-- START Excerpted records --

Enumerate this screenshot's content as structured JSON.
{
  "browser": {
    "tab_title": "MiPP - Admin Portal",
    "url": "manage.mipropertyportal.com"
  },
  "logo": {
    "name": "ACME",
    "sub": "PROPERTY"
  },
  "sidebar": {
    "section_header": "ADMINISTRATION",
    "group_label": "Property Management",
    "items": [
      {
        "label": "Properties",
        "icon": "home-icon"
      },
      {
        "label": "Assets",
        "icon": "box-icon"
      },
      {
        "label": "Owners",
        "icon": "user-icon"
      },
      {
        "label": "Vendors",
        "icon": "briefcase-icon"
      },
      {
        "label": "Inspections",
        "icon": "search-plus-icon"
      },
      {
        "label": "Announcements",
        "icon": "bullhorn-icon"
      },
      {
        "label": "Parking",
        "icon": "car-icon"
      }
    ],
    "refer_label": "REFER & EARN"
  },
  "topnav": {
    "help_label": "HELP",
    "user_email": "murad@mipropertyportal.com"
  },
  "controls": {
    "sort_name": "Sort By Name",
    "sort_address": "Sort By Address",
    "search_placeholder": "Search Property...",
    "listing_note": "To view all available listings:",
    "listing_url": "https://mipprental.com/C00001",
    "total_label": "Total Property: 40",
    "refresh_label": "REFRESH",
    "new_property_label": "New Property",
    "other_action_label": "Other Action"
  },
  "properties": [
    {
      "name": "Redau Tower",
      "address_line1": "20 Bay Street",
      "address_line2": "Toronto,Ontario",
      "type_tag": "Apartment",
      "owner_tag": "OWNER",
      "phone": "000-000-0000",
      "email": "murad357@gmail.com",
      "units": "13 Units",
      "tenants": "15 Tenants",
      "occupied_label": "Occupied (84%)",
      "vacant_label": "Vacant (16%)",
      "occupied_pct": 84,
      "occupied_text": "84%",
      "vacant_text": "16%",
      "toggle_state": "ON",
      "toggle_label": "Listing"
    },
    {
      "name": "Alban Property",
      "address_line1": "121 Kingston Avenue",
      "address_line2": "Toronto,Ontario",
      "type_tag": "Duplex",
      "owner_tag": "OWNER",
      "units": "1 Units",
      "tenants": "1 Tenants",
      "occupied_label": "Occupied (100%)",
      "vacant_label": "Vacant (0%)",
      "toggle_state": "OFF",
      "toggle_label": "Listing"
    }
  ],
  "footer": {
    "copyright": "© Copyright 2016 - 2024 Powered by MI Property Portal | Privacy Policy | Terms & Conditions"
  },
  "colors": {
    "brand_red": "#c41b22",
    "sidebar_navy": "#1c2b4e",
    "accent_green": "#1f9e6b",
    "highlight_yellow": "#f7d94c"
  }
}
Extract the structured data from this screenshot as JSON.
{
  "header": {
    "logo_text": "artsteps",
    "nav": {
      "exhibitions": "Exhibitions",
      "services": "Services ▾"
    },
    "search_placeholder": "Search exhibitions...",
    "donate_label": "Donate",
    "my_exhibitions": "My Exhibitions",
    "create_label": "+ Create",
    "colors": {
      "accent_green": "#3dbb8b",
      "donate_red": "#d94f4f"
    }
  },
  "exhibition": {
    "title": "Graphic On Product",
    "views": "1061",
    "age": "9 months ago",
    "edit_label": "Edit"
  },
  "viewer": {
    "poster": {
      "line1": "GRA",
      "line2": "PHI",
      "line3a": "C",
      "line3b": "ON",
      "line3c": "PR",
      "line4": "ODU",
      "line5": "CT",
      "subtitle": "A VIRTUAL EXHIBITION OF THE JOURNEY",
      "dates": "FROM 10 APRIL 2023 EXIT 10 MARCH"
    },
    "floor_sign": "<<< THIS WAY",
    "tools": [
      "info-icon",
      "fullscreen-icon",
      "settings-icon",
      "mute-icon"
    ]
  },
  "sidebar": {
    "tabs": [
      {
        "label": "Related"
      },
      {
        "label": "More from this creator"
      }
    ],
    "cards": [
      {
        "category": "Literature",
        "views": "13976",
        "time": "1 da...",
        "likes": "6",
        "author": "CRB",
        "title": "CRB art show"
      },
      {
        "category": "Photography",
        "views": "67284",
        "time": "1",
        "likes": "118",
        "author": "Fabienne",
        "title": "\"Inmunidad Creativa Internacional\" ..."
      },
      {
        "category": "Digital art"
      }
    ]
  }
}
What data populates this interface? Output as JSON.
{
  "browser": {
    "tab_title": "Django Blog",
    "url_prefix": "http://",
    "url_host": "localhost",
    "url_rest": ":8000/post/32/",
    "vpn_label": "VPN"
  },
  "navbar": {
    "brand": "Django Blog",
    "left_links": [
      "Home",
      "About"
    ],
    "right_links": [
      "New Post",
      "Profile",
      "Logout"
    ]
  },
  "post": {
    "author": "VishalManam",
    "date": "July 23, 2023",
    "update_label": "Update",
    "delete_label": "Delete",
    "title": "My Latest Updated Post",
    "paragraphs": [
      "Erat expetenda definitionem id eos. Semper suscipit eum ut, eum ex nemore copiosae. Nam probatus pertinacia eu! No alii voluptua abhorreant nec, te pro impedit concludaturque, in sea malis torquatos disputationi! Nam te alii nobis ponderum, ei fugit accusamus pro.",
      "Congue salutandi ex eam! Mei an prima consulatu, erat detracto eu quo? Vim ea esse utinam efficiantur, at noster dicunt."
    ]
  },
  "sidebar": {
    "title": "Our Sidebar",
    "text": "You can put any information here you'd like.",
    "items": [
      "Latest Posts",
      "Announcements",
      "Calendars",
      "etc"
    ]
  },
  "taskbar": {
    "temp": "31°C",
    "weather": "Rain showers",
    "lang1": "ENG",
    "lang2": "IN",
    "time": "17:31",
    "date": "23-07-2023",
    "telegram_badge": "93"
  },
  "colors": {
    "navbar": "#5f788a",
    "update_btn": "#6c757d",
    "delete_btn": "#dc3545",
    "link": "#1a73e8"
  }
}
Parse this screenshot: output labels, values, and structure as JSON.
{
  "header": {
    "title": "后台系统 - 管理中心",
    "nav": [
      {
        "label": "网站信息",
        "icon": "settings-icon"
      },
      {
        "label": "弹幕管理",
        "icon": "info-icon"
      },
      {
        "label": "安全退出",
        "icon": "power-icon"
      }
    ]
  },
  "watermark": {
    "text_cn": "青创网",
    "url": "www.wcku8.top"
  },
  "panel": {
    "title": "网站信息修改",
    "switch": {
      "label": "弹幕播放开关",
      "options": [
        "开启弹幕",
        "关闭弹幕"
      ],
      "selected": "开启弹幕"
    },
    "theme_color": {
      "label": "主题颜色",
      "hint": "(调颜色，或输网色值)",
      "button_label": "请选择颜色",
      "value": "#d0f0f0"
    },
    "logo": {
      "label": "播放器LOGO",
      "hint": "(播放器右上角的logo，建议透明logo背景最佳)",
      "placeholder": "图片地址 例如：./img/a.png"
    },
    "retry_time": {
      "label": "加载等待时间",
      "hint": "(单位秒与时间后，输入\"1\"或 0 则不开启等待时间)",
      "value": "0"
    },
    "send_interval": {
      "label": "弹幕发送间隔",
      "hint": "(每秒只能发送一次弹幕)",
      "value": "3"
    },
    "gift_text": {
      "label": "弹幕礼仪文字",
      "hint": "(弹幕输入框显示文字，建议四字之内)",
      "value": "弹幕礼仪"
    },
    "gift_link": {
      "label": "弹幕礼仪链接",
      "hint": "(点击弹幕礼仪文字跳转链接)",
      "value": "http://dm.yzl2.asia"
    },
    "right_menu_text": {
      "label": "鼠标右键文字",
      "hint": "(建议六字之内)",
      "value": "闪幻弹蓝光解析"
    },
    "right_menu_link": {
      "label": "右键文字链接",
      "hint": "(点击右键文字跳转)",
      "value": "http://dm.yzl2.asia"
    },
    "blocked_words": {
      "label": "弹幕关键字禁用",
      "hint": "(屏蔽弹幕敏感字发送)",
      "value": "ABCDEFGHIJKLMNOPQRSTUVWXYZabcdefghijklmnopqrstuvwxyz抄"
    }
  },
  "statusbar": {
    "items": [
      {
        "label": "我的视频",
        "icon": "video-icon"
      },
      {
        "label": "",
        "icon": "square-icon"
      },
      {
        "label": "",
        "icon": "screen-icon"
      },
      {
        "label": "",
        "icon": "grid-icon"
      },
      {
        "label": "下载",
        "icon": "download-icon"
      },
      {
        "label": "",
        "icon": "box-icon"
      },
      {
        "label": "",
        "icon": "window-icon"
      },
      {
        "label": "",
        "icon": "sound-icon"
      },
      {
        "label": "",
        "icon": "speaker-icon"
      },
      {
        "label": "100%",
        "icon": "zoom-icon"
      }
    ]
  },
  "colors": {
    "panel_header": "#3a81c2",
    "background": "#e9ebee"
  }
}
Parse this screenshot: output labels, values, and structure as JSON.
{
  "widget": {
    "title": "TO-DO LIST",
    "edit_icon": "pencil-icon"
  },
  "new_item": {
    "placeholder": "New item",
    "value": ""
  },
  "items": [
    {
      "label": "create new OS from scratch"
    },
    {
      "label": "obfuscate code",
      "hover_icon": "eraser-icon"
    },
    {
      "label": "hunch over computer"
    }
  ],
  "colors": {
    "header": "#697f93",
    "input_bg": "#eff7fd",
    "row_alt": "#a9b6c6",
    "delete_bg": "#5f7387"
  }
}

-- END Excerpted records --

#### [Work instructions]
Copy out every line holding the string "Django".

#### [Result for this exercise]
    "tab_title": "Django Blog",
    "brand": "Django Blog",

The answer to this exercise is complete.